Provided data ▸
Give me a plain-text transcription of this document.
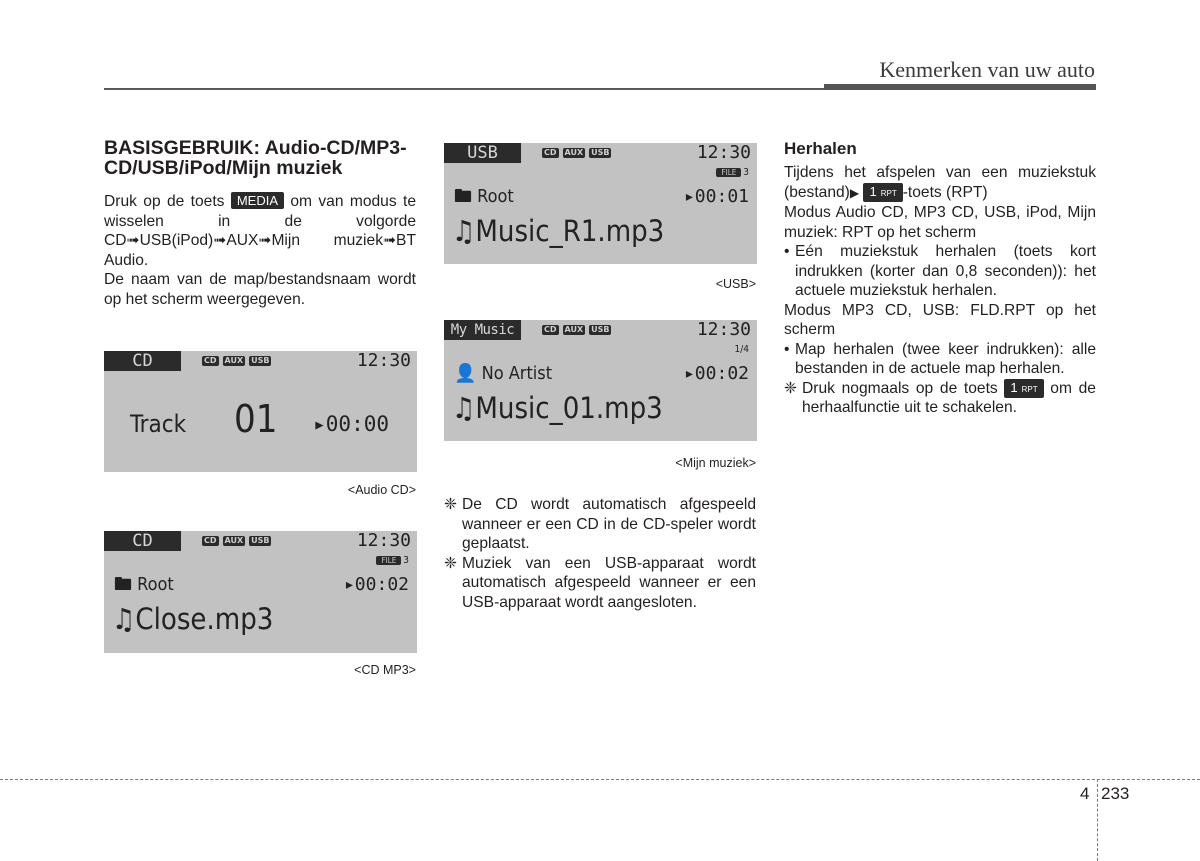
Kenmerken van uw auto
BASISGEBRUIK: Audio-CD/MP3-CD/USB/iPod/Mijn muziek

Druk op de toets MEDIA om van modus te wisselen in de volgorde CD➟USB(iPod)➟AUX➟Mijn muziek➟BT Audio.

De naam van de map/bestandsnaam wordt op het scherm weergegeven.

CD	CD AUX USB	12:30
Track 01 ▸00:00
<Audio CD>
CD	CD AUX USB	12:30
FILE 3
🖿 Root	▸00:02
♫Close.mp3
<CD MP3>
USB	CD AUX USB	12:30
FILE 3
🖿 Root	▸00:01
♫Music_R1.mp3
<USB>
My Music	CD AUX USB	12:30
1/4
👤 No Artist	▸00:02
♫Music_01.mp3
<Mijn muziek>
❈ De CD wordt automatisch afgespeeld wanneer er een CD in de CD-speler wordt geplaatst.
❈ Muziek van een USB-apparaat wordt automatisch afgespeeld wanneer er een USB-apparaat wordt aangesloten.
Herhalen

Tijdens het afspelen van een muziekstuk (bestand)▶ 1 RPT -toets (RPT)

Modus Audio CD, MP3 CD, USB, iPod, Mijn muziek: RPT op het scherm

• Eén muziekstuk herhalen (toets kort indrukken (korter dan 0,8 seconden)): het actuele muziekstuk herhalen.

Modus MP3 CD, USB: FLD.RPT op het scherm

• Map herhalen (twee keer indrukken): alle bestanden in de actuele map herhalen.
❈ Druk nogmaals op de toets 1 RPT om de herhaalfunctie uit te schakelen.
4 233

What is expected ▸
Reproduce the material in its entirety and word for word, without the pictures.

Result of the exercise ▸
Give me a plain-text transcription of this document.
Kenmerken van uw auto
BASISGEBRUIK: Audio-CD/MP3-CD/USB/iPod/Mijn muziek

Druk op de toets MEDIA om van modus te wisselen in de volgorde CD➟USB(iPod)➟AUX➟Mijn muziek➟BT Audio.

De naam van de map/bestandsnaam wordt op het scherm weergegeven.

CD	CD AUX USB	12:30
Track 01 ▸00:00
<Audio CD>
CD	CD AUX USB	12:30
FILE 3
🖿 Root	▸00:02
♫Close.mp3
<CD MP3>
USB	CD AUX USB	12:30
FILE 3
🖿 Root	▸00:01
♫Music_R1.mp3
<USB>
My Music	CD AUX USB	12:30
1/4
👤 No Artist	▸00:02
♫Music_01.mp3
<Mijn muziek>
❈ De CD wordt automatisch afgespeeld wanneer er een CD in de CD-speler wordt geplaatst.
❈ Muziek van een USB-apparaat wordt automatisch afgespeeld wanneer er een USB-apparaat wordt aangesloten.
Herhalen

Tijdens het afspelen van een muziekstuk (bestand)▶ 1 RPT -toets (RPT)

Modus Audio CD, MP3 CD, USB, iPod, Mijn muziek: RPT op het scherm

• Eén muziekstuk herhalen (toets kort indrukken (korter dan 0,8 seconden)): het actuele muziekstuk herhalen.

Modus MP3 CD, USB: FLD.RPT op het scherm

• Map herhalen (twee keer indrukken): alle bestanden in de actuele map herhalen.
❈ Druk nogmaals op de toets 1 RPT om de herhaalfunctie uit te schakelen.
4 233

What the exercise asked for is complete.